* TO DO: Faithfully return all lines, omitting every embedded picture.

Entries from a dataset
** START **

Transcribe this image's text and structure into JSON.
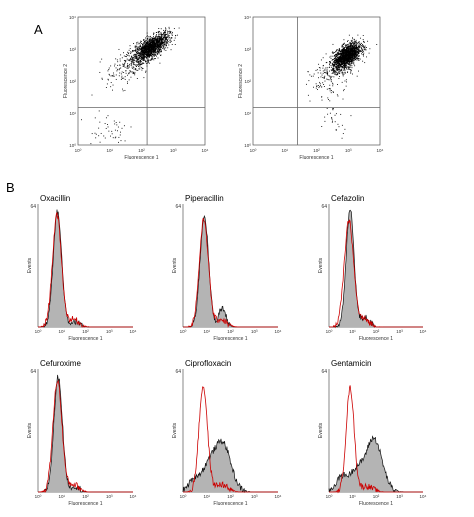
{
  "panel_labels": {
    "a": "A",
    "b": "B"
  },
  "chart_data": [
    {
      "type": "scatter",
      "panel": "A",
      "xlabel": "Fluorescence 1",
      "ylabel": "Fluorescence 2",
      "xscale": "log",
      "yscale": "log",
      "xlim": [
        1,
        10000
      ],
      "ylim": [
        1,
        10000
      ],
      "xticklabels": [
        "10⁰",
        "10¹",
        "10²",
        "10³",
        "10⁴"
      ],
      "yticklabels": [
        "10⁰",
        "10¹",
        "10²",
        "10³",
        "10⁴"
      ],
      "gates": {
        "x": 150,
        "y": 15
      },
      "clusters": [
        {
          "center": [
            200,
            1100
          ],
          "spread": [
            0.28,
            0.16
          ],
          "count": 1500,
          "tilt": 0.55
        },
        {
          "center": [
            40,
            300
          ],
          "spread": [
            0.35,
            0.3
          ],
          "count": 200,
          "tilt": 0.4
        },
        {
          "center": [
            8,
            3
          ],
          "spread": [
            0.45,
            0.35
          ],
          "count": 50,
          "tilt": 0
        }
      ]
    },
    {
      "type": "scatter",
      "panel": "A",
      "xlabel": "Fluorescence 1",
      "ylabel": "Fluorescence 2",
      "xscale": "log",
      "yscale": "log",
      "xlim": [
        1,
        10000
      ],
      "ylim": [
        1,
        10000
      ],
      "xticklabels": [
        "10⁰",
        "10¹",
        "10²",
        "10³",
        "10⁴"
      ],
      "yticklabels": [
        "10⁰",
        "10¹",
        "10²",
        "10³",
        "10⁴"
      ],
      "gates": {
        "x": 25,
        "y": 15
      },
      "clusters": [
        {
          "center": [
            900,
            600
          ],
          "spread": [
            0.22,
            0.17
          ],
          "count": 1700,
          "tilt": 0.55
        },
        {
          "center": [
            300,
            150
          ],
          "spread": [
            0.35,
            0.3
          ],
          "count": 180,
          "tilt": 0.4
        },
        {
          "center": [
            400,
            8
          ],
          "spread": [
            0.25,
            0.3
          ],
          "count": 30,
          "tilt": 0
        }
      ]
    },
    {
      "type": "area",
      "panel": "B",
      "title": "Oxacillin",
      "xlabel": "Fluorescence 1",
      "ylabel": "Events",
      "xscale": "log",
      "xlim": [
        1,
        10000
      ],
      "ylim": [
        0,
        64
      ],
      "y_top_tick": "64",
      "xticklabels": [
        "10⁰",
        "10¹",
        "10²",
        "10³",
        "10⁴"
      ],
      "series": [
        {
          "color": "#999999",
          "components": [
            {
              "mu": 0.82,
              "sigma": 0.18,
              "amp": 60
            },
            {
              "mu": 1.55,
              "sigma": 0.18,
              "amp": 3
            }
          ]
        },
        {
          "color": "#cc0000",
          "components": [
            {
              "mu": 0.8,
              "sigma": 0.19,
              "amp": 58
            },
            {
              "mu": 1.5,
              "sigma": 0.22,
              "amp": 4
            }
          ]
        }
      ]
    },
    {
      "type": "area",
      "panel": "B",
      "title": "Piperacillin",
      "xlabel": "Fluorescence 1",
      "ylabel": "Events",
      "xscale": "log",
      "xlim": [
        1,
        10000
      ],
      "ylim": [
        0,
        64
      ],
      "y_top_tick": "64",
      "xticklabels": [
        "10⁰",
        "10¹",
        "10²",
        "10³",
        "10⁴"
      ],
      "series": [
        {
          "color": "#999999",
          "components": [
            {
              "mu": 0.9,
              "sigma": 0.18,
              "amp": 58
            },
            {
              "mu": 1.65,
              "sigma": 0.15,
              "amp": 10
            }
          ]
        },
        {
          "color": "#cc0000",
          "components": [
            {
              "mu": 0.88,
              "sigma": 0.19,
              "amp": 56
            },
            {
              "mu": 1.6,
              "sigma": 0.22,
              "amp": 4
            }
          ]
        }
      ]
    },
    {
      "type": "area",
      "panel": "B",
      "title": "Cefazolin",
      "xlabel": "Fluorescence 1",
      "ylabel": "Events",
      "xscale": "log",
      "xlim": [
        1,
        10000
      ],
      "ylim": [
        0,
        64
      ],
      "y_top_tick": "64",
      "xticklabels": [
        "10⁰",
        "10¹",
        "10²",
        "10³",
        "10⁴"
      ],
      "series": [
        {
          "color": "#999999",
          "components": [
            {
              "mu": 0.9,
              "sigma": 0.17,
              "amp": 61
            },
            {
              "mu": 1.55,
              "sigma": 0.18,
              "amp": 5
            }
          ]
        },
        {
          "color": "#cc0000",
          "components": [
            {
              "mu": 0.85,
              "sigma": 0.2,
              "amp": 55
            },
            {
              "mu": 1.5,
              "sigma": 0.22,
              "amp": 4
            }
          ]
        }
      ]
    },
    {
      "type": "area",
      "panel": "B",
      "title": "Cefuroxime",
      "xlabel": "Fluorescence 1",
      "ylabel": "Events",
      "xscale": "log",
      "xlim": [
        1,
        10000
      ],
      "ylim": [
        0,
        64
      ],
      "y_top_tick": "64",
      "xticklabels": [
        "10⁰",
        "10¹",
        "10²",
        "10³",
        "10⁴"
      ],
      "series": [
        {
          "color": "#999999",
          "components": [
            {
              "mu": 0.85,
              "sigma": 0.18,
              "amp": 60
            },
            {
              "mu": 1.55,
              "sigma": 0.18,
              "amp": 3
            }
          ]
        },
        {
          "color": "#cc0000",
          "components": [
            {
              "mu": 0.82,
              "sigma": 0.19,
              "amp": 58
            },
            {
              "mu": 1.5,
              "sigma": 0.22,
              "amp": 4
            }
          ]
        }
      ]
    },
    {
      "type": "area",
      "panel": "B",
      "title": "Ciprofloxacin",
      "xlabel": "Fluorescence 1",
      "ylabel": "Events",
      "xscale": "log",
      "xlim": [
        1,
        10000
      ],
      "ylim": [
        0,
        64
      ],
      "y_top_tick": "64",
      "xticklabels": [
        "10⁰",
        "10¹",
        "10²",
        "10³",
        "10⁴"
      ],
      "series": [
        {
          "color": "#999999",
          "components": [
            {
              "mu": 1.65,
              "sigma": 0.35,
              "amp": 26
            },
            {
              "mu": 1.05,
              "sigma": 0.25,
              "amp": 10
            },
            {
              "mu": 0.5,
              "sigma": 0.25,
              "amp": 7
            }
          ]
        },
        {
          "color": "#cc0000",
          "components": [
            {
              "mu": 0.85,
              "sigma": 0.18,
              "amp": 55
            },
            {
              "mu": 1.6,
              "sigma": 0.25,
              "amp": 4
            }
          ]
        }
      ]
    },
    {
      "type": "area",
      "panel": "B",
      "title": "Gentamicin",
      "xlabel": "Fluorescence 1",
      "ylabel": "Events",
      "xscale": "log",
      "xlim": [
        1,
        10000
      ],
      "ylim": [
        0,
        64
      ],
      "y_top_tick": "64",
      "xticklabels": [
        "10⁰",
        "10¹",
        "10²",
        "10³",
        "10⁴"
      ],
      "series": [
        {
          "color": "#999999",
          "components": [
            {
              "mu": 1.9,
              "sigma": 0.35,
              "amp": 28
            },
            {
              "mu": 1.15,
              "sigma": 0.25,
              "amp": 10
            },
            {
              "mu": 0.55,
              "sigma": 0.25,
              "amp": 8
            }
          ]
        },
        {
          "color": "#cc0000",
          "components": [
            {
              "mu": 0.9,
              "sigma": 0.17,
              "amp": 54
            },
            {
              "mu": 1.6,
              "sigma": 0.25,
              "amp": 3
            }
          ]
        }
      ]
    }
  ]
}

** END **

* RESPONSE FOR THIS EXERCISE:
Transcribe this image's text and structure into JSON.
{
  "panel_labels": {
    "a": "A",
    "b": "B"
  },
  "chart_data": [
    {
      "type": "scatter",
      "panel": "A",
      "xlabel": "Fluorescence 1",
      "ylabel": "Fluorescence 2",
      "xscale": "log",
      "yscale": "log",
      "xlim": [
        1,
        10000
      ],
      "ylim": [
        1,
        10000
      ],
      "xticklabels": [
        "10⁰",
        "10¹",
        "10²",
        "10³",
        "10⁴"
      ],
      "yticklabels": [
        "10⁰",
        "10¹",
        "10²",
        "10³",
        "10⁴"
      ],
      "gates": {
        "x": 150,
        "y": 15
      },
      "clusters": [
        {
          "center": [
            200,
            1100
          ],
          "spread": [
            0.28,
            0.16
          ],
          "count": 1500,
          "tilt": 0.55
        },
        {
          "center": [
            40,
            300
          ],
          "spread": [
            0.35,
            0.3
          ],
          "count": 200,
          "tilt": 0.4
        },
        {
          "center": [
            8,
            3
          ],
          "spread": [
            0.45,
            0.35
          ],
          "count": 50,
          "tilt": 0
        }
      ]
    },
    {
      "type": "scatter",
      "panel": "A",
      "xlabel": "Fluorescence 1",
      "ylabel": "Fluorescence 2",
      "xscale": "log",
      "yscale": "log",
      "xlim": [
        1,
        10000
      ],
      "ylim": [
        1,
        10000
      ],
      "xticklabels": [
        "10⁰",
        "10¹",
        "10²",
        "10³",
        "10⁴"
      ],
      "yticklabels": [
        "10⁰",
        "10¹",
        "10²",
        "10³",
        "10⁴"
      ],
      "gates": {
        "x": 25,
        "y": 15
      },
      "clusters": [
        {
          "center": [
            900,
            600
          ],
          "spread": [
            0.22,
            0.17
          ],
          "count": 1700,
          "tilt": 0.55
        },
        {
          "center": [
            300,
            150
          ],
          "spread": [
            0.35,
            0.3
          ],
          "count": 180,
          "tilt": 0.4
        },
        {
          "center": [
            400,
            8
          ],
          "spread": [
            0.25,
            0.3
          ],
          "count": 30,
          "tilt": 0
        }
      ]
    },
    {
      "type": "area",
      "panel": "B",
      "title": "Oxacillin",
      "xlabel": "Fluorescence 1",
      "ylabel": "Events",
      "xscale": "log",
      "xlim": [
        1,
        10000
      ],
      "ylim": [
        0,
        64
      ],
      "y_top_tick": "64",
      "xticklabels": [
        "10⁰",
        "10¹",
        "10²",
        "10³",
        "10⁴"
      ],
      "series": [
        {
          "color": "#999999",
          "components": [
            {
              "mu": 0.82,
              "sigma": 0.18,
              "amp": 60
            },
            {
              "mu": 1.55,
              "sigma": 0.18,
              "amp": 3
            }
          ]
        },
        {
          "color": "#cc0000",
          "components": [
            {
              "mu": 0.8,
              "sigma": 0.19,
              "amp": 58
            },
            {
              "mu": 1.5,
              "sigma": 0.22,
              "amp": 4
            }
          ]
        }
      ]
    },
    {
      "type": "area",
      "panel": "B",
      "title": "Piperacillin",
      "xlabel": "Fluorescence 1",
      "ylabel": "Events",
      "xscale": "log",
      "xlim": [
        1,
        10000
      ],
      "ylim": [
        0,
        64
      ],
      "y_top_tick": "64",
      "xticklabels": [
        "10⁰",
        "10¹",
        "10²",
        "10³",
        "10⁴"
      ],
      "series": [
        {
          "color": "#999999",
          "components": [
            {
              "mu": 0.9,
              "sigma": 0.18,
              "amp": 58
            },
            {
              "mu": 1.65,
              "sigma": 0.15,
              "amp": 10
            }
          ]
        },
        {
          "color": "#cc0000",
          "components": [
            {
              "mu": 0.88,
              "sigma": 0.19,
              "amp": 56
            },
            {
              "mu": 1.6,
              "sigma": 0.22,
              "amp": 4
            }
          ]
        }
      ]
    },
    {
      "type": "area",
      "panel": "B",
      "title": "Cefazolin",
      "xlabel": "Fluorescence 1",
      "ylabel": "Events",
      "xscale": "log",
      "xlim": [
        1,
        10000
      ],
      "ylim": [
        0,
        64
      ],
      "y_top_tick": "64",
      "xticklabels": [
        "10⁰",
        "10¹",
        "10²",
        "10³",
        "10⁴"
      ],
      "series": [
        {
          "color": "#999999",
          "components": [
            {
              "mu": 0.9,
              "sigma": 0.17,
              "amp": 61
            },
            {
              "mu": 1.55,
              "sigma": 0.18,
              "amp": 5
            }
          ]
        },
        {
          "color": "#cc0000",
          "components": [
            {
              "mu": 0.85,
              "sigma": 0.2,
              "amp": 55
            },
            {
              "mu": 1.5,
              "sigma": 0.22,
              "amp": 4
            }
          ]
        }
      ]
    },
    {
      "type": "area",
      "panel": "B",
      "title": "Cefuroxime",
      "xlabel": "Fluorescence 1",
      "ylabel": "Events",
      "xscale": "log",
      "xlim": [
        1,
        10000
      ],
      "ylim": [
        0,
        64
      ],
      "y_top_tick": "64",
      "xticklabels": [
        "10⁰",
        "10¹",
        "10²",
        "10³",
        "10⁴"
      ],
      "series": [
        {
          "color": "#999999",
          "components": [
            {
              "mu": 0.85,
              "sigma": 0.18,
              "amp": 60
            },
            {
              "mu": 1.55,
              "sigma": 0.18,
              "amp": 3
            }
          ]
        },
        {
          "color": "#cc0000",
          "components": [
            {
              "mu": 0.82,
              "sigma": 0.19,
              "amp": 58
            },
            {
              "mu": 1.5,
              "sigma": 0.22,
              "amp": 4
            }
          ]
        }
      ]
    },
    {
      "type": "area",
      "panel": "B",
      "title": "Ciprofloxacin",
      "xlabel": "Fluorescence 1",
      "ylabel": "Events",
      "xscale": "log",
      "xlim": [
        1,
        10000
      ],
      "ylim": [
        0,
        64
      ],
      "y_top_tick": "64",
      "xticklabels": [
        "10⁰",
        "10¹",
        "10²",
        "10³",
        "10⁴"
      ],
      "series": [
        {
          "color": "#999999",
          "components": [
            {
              "mu": 1.65,
              "sigma": 0.35,
              "amp": 26
            },
            {
              "mu": 1.05,
              "sigma": 0.25,
              "amp": 10
            },
            {
              "mu": 0.5,
              "sigma": 0.25,
              "amp": 7
            }
          ]
        },
        {
          "color": "#cc0000",
          "components": [
            {
              "mu": 0.85,
              "sigma": 0.18,
              "amp": 55
            },
            {
              "mu": 1.6,
              "sigma": 0.25,
              "amp": 4
            }
          ]
        }
      ]
    },
    {
      "type": "area",
      "panel": "B",
      "title": "Gentamicin",
      "xlabel": "Fluorescence 1",
      "ylabel": "Events",
      "xscale": "log",
      "xlim": [
        1,
        10000
      ],
      "ylim": [
        0,
        64
      ],
      "y_top_tick": "64",
      "xticklabels": [
        "10⁰",
        "10¹",
        "10²",
        "10³",
        "10⁴"
      ],
      "series": [
        {
          "color": "#999999",
          "components": [
            {
              "mu": 1.9,
              "sigma": 0.35,
              "amp": 28
            },
            {
              "mu": 1.15,
              "sigma": 0.25,
              "amp": 10
            },
            {
              "mu": 0.55,
              "sigma": 0.25,
              "amp": 8
            }
          ]
        },
        {
          "color": "#cc0000",
          "components": [
            {
              "mu": 0.9,
              "sigma": 0.17,
              "amp": 54
            },
            {
              "mu": 1.6,
              "sigma": 0.25,
              "amp": 3
            }
          ]
        }
      ]
    }
  ]
}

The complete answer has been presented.